▶ _Entries supplied_

= = =

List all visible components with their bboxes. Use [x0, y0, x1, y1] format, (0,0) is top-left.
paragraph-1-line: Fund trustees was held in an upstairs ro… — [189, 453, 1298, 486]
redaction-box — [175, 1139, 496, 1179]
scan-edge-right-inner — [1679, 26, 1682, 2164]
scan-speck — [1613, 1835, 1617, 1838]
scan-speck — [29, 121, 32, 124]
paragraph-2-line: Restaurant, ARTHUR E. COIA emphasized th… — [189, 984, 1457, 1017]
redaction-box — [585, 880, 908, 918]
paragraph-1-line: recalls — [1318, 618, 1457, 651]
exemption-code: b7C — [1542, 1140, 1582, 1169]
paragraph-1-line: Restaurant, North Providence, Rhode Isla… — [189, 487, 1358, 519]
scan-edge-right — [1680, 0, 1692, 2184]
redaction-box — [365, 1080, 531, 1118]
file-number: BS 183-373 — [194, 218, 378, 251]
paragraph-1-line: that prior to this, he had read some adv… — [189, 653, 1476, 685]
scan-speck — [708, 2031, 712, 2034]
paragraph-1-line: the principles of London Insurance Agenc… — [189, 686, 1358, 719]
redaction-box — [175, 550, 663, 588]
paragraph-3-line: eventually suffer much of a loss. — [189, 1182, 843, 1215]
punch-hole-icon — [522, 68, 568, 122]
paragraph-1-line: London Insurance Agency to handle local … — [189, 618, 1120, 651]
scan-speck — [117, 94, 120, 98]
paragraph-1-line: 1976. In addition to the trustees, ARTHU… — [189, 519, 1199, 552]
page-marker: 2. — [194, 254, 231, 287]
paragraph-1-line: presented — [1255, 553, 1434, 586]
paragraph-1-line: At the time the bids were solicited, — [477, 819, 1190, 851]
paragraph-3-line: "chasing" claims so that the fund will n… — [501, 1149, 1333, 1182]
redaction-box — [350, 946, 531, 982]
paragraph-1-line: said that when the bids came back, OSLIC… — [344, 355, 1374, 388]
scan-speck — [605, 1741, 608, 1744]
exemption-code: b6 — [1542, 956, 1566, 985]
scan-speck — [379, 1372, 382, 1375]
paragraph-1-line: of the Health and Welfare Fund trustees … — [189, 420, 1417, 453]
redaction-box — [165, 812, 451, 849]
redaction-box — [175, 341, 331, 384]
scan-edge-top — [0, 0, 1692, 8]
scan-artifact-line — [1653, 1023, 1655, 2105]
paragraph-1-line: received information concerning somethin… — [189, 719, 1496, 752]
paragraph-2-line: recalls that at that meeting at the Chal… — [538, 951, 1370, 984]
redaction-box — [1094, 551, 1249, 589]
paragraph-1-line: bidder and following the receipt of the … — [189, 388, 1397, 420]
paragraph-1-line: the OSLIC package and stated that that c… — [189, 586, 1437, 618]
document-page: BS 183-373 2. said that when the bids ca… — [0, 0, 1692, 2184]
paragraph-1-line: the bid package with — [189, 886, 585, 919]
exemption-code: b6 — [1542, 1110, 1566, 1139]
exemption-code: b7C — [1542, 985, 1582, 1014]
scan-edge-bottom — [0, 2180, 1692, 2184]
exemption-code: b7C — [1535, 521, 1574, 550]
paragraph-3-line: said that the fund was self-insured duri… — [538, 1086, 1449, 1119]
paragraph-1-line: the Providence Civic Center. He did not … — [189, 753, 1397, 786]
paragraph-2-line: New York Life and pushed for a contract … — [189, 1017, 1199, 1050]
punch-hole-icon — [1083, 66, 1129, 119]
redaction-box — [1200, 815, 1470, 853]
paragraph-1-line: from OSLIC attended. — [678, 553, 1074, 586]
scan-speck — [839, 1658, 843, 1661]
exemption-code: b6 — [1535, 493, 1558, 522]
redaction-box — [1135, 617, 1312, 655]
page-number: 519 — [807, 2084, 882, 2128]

= = =

Can you output the lines from the very first line of the entries through the line that contains "redaction-box — [585, 880, 908, 918]", both included, as a Markdown table with the columns Row and Text, numbering each row and leaving out any blank lines?

▶ _Written answer_
| Row | Text |
|---|---|
| 1 | List all visible components with their bboxes. Use [x0, y0, x1, y1] format, (0,0) is top-left. |
| 2 | paragraph-1-line: Fund trustees was held in an upstairs ro… — [189, 453, 1298, 486] |
| 3 | redaction-box — [175, 1139, 496, 1179] |
| 4 | scan-edge-right-inner — [1679, 26, 1682, 2164] |
| 5 | scan-speck — [1613, 1835, 1617, 1838] |
| 6 | scan-speck — [29, 121, 32, 124] |
| 7 | paragraph-2-line: Restaurant, ARTHUR E. COIA emphasized th… — [189, 984, 1457, 1017] |
| 8 | redaction-box — [585, 880, 908, 918] |